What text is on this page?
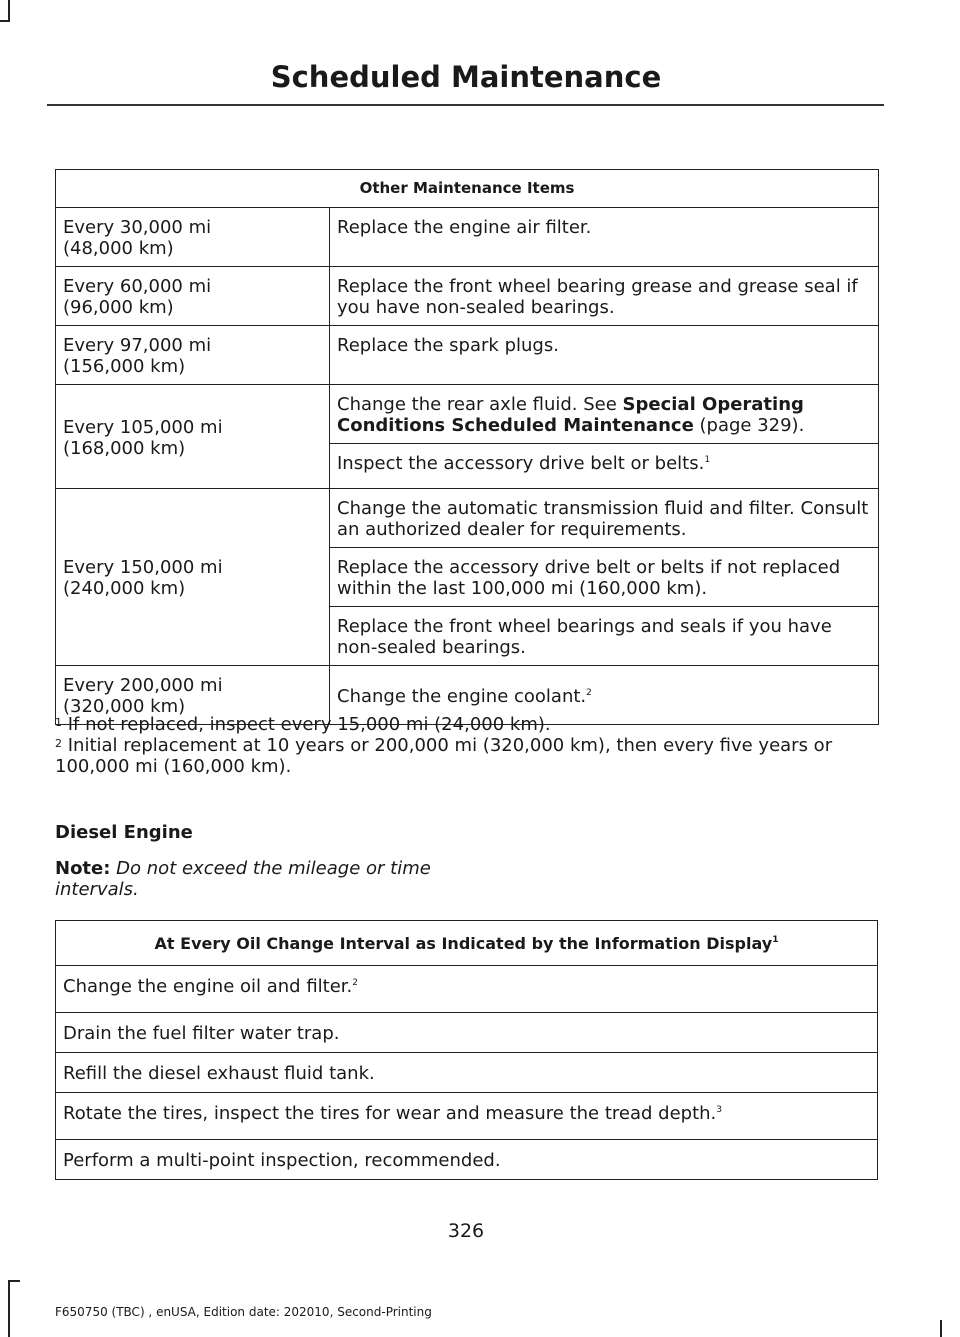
Scheduled Maintenance
Other Maintenance Items	
Every 30,000 mi
(48,000 km)	Replace the engine air filter.
Every 60,000 mi
(96,000 km)	Replace the front wheel bearing grease and grease seal if you have non-sealed bearings.
Every 97,000 mi
(156,000 km)	Replace the spark plugs.
Every 105,000 mi
(168,000 km)	Change the rear axle fluid. See Special Operating Conditions Scheduled Maintenance (page 329).
	Inspect the accessory drive belt or belts.$^1$
Every 150,000 mi
(240,000 km)	Change the automatic transmission fluid and filter. Consult an authorized dealer for requirements.
	Replace the accessory drive belt or belts if not replaced within the last 100,000 mi (160,000 km).
	Replace the front wheel bearings and seals if you have non-sealed bearings.
Every 200,000 mi
(320,000 km)	Change the engine coolant.$^2$

$^1$ If not replaced, inspect every 15,000 mi (24,000 km).

$^2$ Initial replacement at 10 years or 200,000 mi (320,000 km), then every five years or 100,000 mi (160,000 km).

Diesel Engine
Note: Do not exceed the mileage or time intervals.
At Every Oil Change Interval as Indicated by the Information Display$^1$
Change the engine oil and filter.$^2$
Drain the fuel filter water trap.
Refill the diesel exhaust fluid tank.
Rotate the tires, inspect the tires for wear and measure the tread depth.$^3$
Perform a multi-point inspection, recommended.
326
F650750 (TBC) , enUSA, Edition date: 202010, Second-Printing
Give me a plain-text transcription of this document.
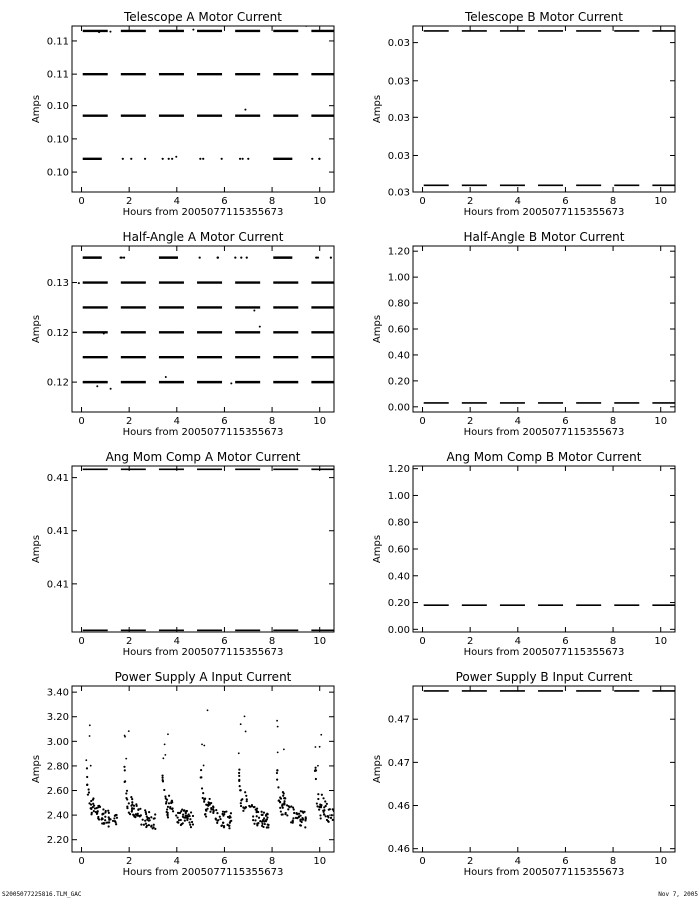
Telescope A Motor Current
0	2	4	6	8	10
Hours from 2005077115355673
0.10
0.10
0.10
0.11
0.11
Amps
Telescope B Motor Current
0	2	4	6	8	10
Hours from 2005077115355673
0.03
0.03
0.03
0.03
0.03
Amps
Half-Angle A Motor Current
0	2	4	6	8	10
Hours from 2005077115355673
0.12
0.12
0.13
Amps
Half-Angle B Motor Current
0	2	4	6	8	10
Hours from 2005077115355673
0.00
0.20
0.40
0.60
0.80
1.00
1.20
Amps
Ang Mom Comp A Motor Current
0	2	4	6	8	10
Hours from 2005077115355673
0.41
0.41
0.41
Amps
Ang Mom Comp B Motor Current
0	2	4	6	8	10
Hours from 2005077115355673
0.00
0.20
0.40
0.60
0.80
1.00
1.20
Amps
Power Supply A Input Current
0	2	4	6	8	10
Hours from 2005077115355673
2.20
2.40
2.60
2.80
3.00
3.20
3.40
Amps
Power Supply B Input Current
0	2	4	6	8	10
Hours from 2005077115355673
0.46
0.46
0.47
0.47
Amps
S2005077225816.TLM_GAC	Nov 7, 2005
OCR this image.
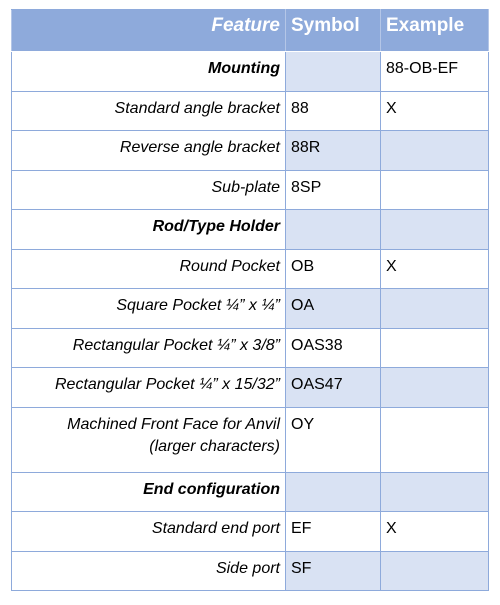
Feature	Symbol	Example
Mounting		88-OB-EF
Standard angle bracket	88	X
Reverse angle bracket	88R	
Sub-plate	8SP	
Rod/Type Holder		
Round Pocket	OB	X
Square Pocket ¼” x ¼”	OA	
Rectangular Pocket ¼” x 3/8”	OAS38	
Rectangular Pocket ¼” x 15/32”	OAS47	
Machined Front Face for Anvil (larger characters)	OY	
End configuration		
Standard end port	EF	X
Side port	SF	
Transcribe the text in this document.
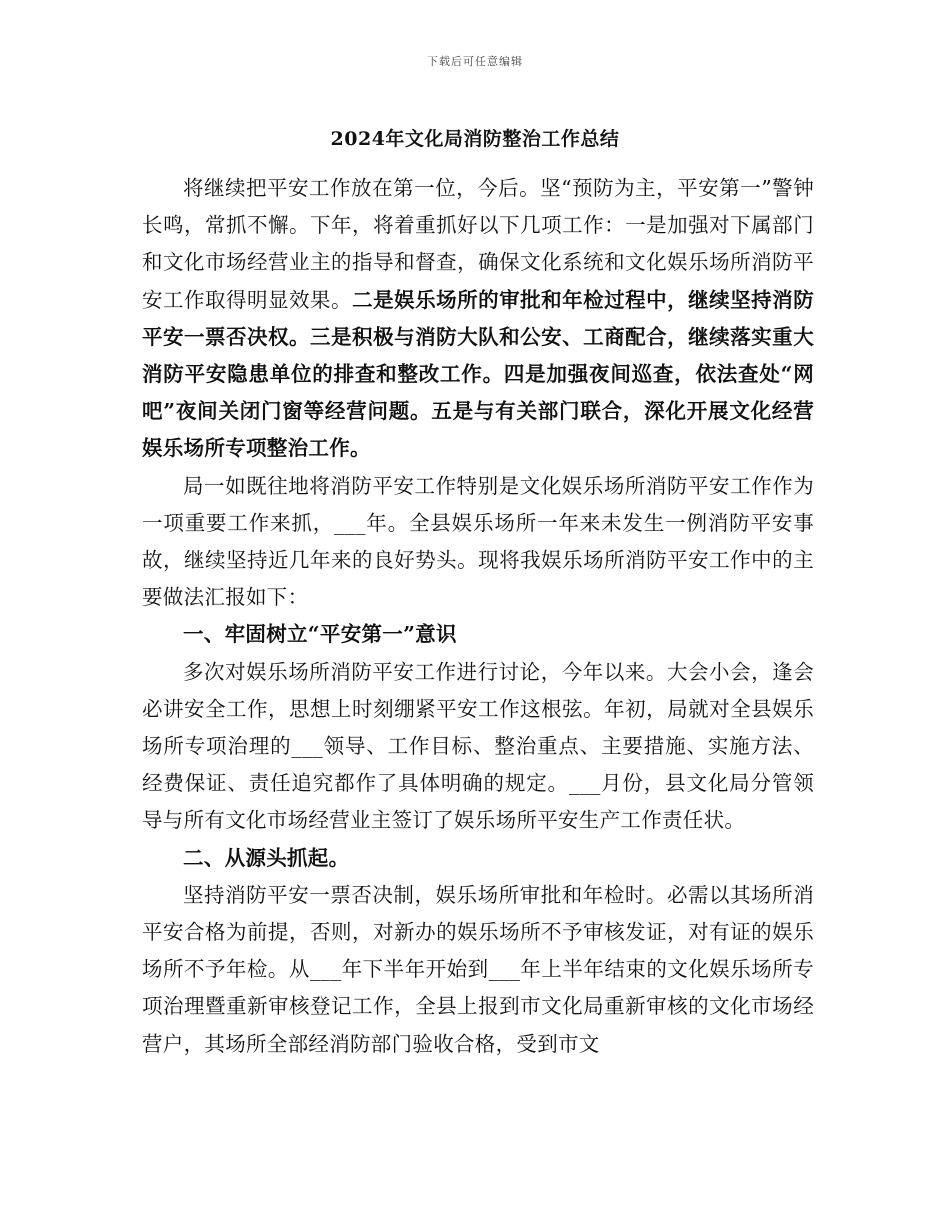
下载后可任意编辑
2024年文化局消防整治工作总结

将继续把平安工作放在第一位，今后。坚“预防为主，平安第一”警钟长鸣，常抓不懈。下年，将着重抓好以下几项工作：一是加强对下属部门和文化市场经营业主的指导和督查，确保文化系统和文化娱乐场所消防平安工作取得明显效果。二是娱乐场所的审批和年检过程中，继续坚持消防平安一票否决权。三是积极与消防大队和公安、工商配合，继续落实重大消防平安隐患单位的排查和整改工作。四是加强夜间巡查，依法查处“网吧”夜间关闭门窗等经营问题。五是与有关部门联合，深化开展文化经营娱乐场所专项整治工作。

局一如既往地将消防平安工作特别是文化娱乐场所消防平安工作作为一项重要工作来抓，___年。全县娱乐场所一年来未发生一例消防平安事故，继续坚持近几年来的良好势头。现将我娱乐场所消防平安工作中的主要做法汇报如下：

一、牢固树立“平安第一”意识

多次对娱乐场所消防平安工作进行讨论，今年以来。大会小会，逢会必讲安全工作，思想上时刻绷紧平安工作这根弦。年初，局就对全县娱乐场所专项治理的___领导、工作目标、整治重点、主要措施、实施方法、经费保证、责任追究都作了具体明确的规定。___月份，县文化局分管领导与所有文化市场经营业主签订了娱乐场所平安生产工作责任状。

二、从源头抓起。

坚持消防平安一票否决制，娱乐场所审批和年检时。必需以其场所消平安合格为前提，否则，对新办的娱乐场所不予审核发证，对有证的娱乐场所不予年检。从___年下半年开始到___年上半年结束的文化娱乐场所专项治理暨重新审核登记工作，全县上报到市文化局重新审核的文化市场经营户，其场所全部经消防部门验收合格，受到市文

EXERCISE DESCRIPTION
Isolate each line of the listing above that includes "replaced". Copy it.

ANSWER FOR THE TASK
	Replace the accessory drive belt or belts if not replaced within the last 100,000 mi (160,000 km).
$^1$ If not replaced, inspect every 15,000 mi (24,000 km).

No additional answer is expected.